··· Supplied records ···
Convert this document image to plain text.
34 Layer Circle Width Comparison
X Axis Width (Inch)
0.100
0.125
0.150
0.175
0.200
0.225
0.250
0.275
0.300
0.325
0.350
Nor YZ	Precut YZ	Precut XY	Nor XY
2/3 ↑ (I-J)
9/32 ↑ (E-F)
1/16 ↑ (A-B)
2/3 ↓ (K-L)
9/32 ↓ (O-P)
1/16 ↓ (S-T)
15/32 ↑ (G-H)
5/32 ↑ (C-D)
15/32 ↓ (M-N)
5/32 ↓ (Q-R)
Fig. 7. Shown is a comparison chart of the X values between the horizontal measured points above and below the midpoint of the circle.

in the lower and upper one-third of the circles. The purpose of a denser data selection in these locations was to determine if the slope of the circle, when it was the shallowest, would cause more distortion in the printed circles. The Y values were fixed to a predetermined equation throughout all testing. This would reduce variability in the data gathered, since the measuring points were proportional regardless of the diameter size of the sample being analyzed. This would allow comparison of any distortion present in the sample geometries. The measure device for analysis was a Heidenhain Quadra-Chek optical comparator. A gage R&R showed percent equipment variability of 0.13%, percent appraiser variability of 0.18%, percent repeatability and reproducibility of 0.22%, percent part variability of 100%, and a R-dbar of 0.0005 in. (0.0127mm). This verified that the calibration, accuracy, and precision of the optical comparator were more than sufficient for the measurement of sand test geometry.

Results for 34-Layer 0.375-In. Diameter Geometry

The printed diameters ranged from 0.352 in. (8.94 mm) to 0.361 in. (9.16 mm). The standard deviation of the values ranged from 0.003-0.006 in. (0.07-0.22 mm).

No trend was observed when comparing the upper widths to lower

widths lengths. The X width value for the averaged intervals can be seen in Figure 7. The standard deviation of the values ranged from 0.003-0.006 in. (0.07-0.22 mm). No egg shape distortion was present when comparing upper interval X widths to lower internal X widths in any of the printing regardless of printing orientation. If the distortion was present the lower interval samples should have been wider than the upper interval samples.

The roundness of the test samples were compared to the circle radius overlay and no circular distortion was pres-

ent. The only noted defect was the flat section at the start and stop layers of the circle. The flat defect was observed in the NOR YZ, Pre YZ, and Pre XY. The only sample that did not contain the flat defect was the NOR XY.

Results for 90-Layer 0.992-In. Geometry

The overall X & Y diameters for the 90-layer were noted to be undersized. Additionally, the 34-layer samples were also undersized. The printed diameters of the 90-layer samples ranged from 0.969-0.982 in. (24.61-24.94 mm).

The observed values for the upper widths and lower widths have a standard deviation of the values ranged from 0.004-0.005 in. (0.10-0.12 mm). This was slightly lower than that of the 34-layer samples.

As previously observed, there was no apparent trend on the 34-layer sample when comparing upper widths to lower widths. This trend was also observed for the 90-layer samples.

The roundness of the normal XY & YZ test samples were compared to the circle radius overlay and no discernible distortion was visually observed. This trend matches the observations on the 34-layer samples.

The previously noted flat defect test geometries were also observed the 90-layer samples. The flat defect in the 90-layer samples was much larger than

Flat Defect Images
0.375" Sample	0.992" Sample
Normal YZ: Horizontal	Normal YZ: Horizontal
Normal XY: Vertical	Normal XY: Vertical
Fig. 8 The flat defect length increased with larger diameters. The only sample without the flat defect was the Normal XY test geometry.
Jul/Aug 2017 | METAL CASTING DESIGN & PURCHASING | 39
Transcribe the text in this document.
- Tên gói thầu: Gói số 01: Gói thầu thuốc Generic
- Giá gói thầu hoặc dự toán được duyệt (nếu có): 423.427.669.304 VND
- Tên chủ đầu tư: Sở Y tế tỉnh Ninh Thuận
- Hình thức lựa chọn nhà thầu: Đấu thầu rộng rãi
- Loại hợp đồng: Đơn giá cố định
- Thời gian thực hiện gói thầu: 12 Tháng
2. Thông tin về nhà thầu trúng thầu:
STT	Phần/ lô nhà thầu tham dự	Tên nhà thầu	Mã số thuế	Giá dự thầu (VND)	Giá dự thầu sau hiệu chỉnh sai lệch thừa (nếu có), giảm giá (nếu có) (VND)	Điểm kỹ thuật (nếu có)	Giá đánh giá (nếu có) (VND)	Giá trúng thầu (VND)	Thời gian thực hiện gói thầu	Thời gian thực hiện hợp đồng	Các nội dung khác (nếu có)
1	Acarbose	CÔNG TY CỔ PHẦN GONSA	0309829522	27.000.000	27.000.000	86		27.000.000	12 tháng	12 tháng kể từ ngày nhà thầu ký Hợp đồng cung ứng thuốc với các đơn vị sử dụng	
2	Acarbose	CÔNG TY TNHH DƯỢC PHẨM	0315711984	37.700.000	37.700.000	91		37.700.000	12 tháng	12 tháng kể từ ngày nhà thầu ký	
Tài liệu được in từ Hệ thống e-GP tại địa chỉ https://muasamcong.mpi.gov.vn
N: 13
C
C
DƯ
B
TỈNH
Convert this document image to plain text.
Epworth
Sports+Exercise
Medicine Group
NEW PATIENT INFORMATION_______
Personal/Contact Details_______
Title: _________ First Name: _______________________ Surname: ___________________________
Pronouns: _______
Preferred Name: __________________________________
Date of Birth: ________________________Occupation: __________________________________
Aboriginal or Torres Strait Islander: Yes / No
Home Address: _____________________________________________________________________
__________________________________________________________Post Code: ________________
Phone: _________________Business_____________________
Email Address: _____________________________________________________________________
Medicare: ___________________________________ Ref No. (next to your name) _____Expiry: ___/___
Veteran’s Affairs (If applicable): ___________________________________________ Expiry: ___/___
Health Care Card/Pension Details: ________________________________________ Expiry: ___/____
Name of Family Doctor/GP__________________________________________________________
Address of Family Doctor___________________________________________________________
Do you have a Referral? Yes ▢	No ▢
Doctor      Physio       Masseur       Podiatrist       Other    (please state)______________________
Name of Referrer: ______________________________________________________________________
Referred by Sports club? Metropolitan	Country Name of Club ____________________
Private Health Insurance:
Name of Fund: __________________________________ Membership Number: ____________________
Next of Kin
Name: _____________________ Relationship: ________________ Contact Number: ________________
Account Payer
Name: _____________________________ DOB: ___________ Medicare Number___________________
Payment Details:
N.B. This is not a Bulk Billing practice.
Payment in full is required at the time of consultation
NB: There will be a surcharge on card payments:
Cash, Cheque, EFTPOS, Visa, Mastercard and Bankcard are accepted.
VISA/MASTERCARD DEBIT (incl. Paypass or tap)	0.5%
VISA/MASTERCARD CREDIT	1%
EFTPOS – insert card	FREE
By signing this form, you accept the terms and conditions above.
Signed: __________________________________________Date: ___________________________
···
Each line that has the word "trend" counts once. How many such lines are in the data? Give the number alone.

## Output below
3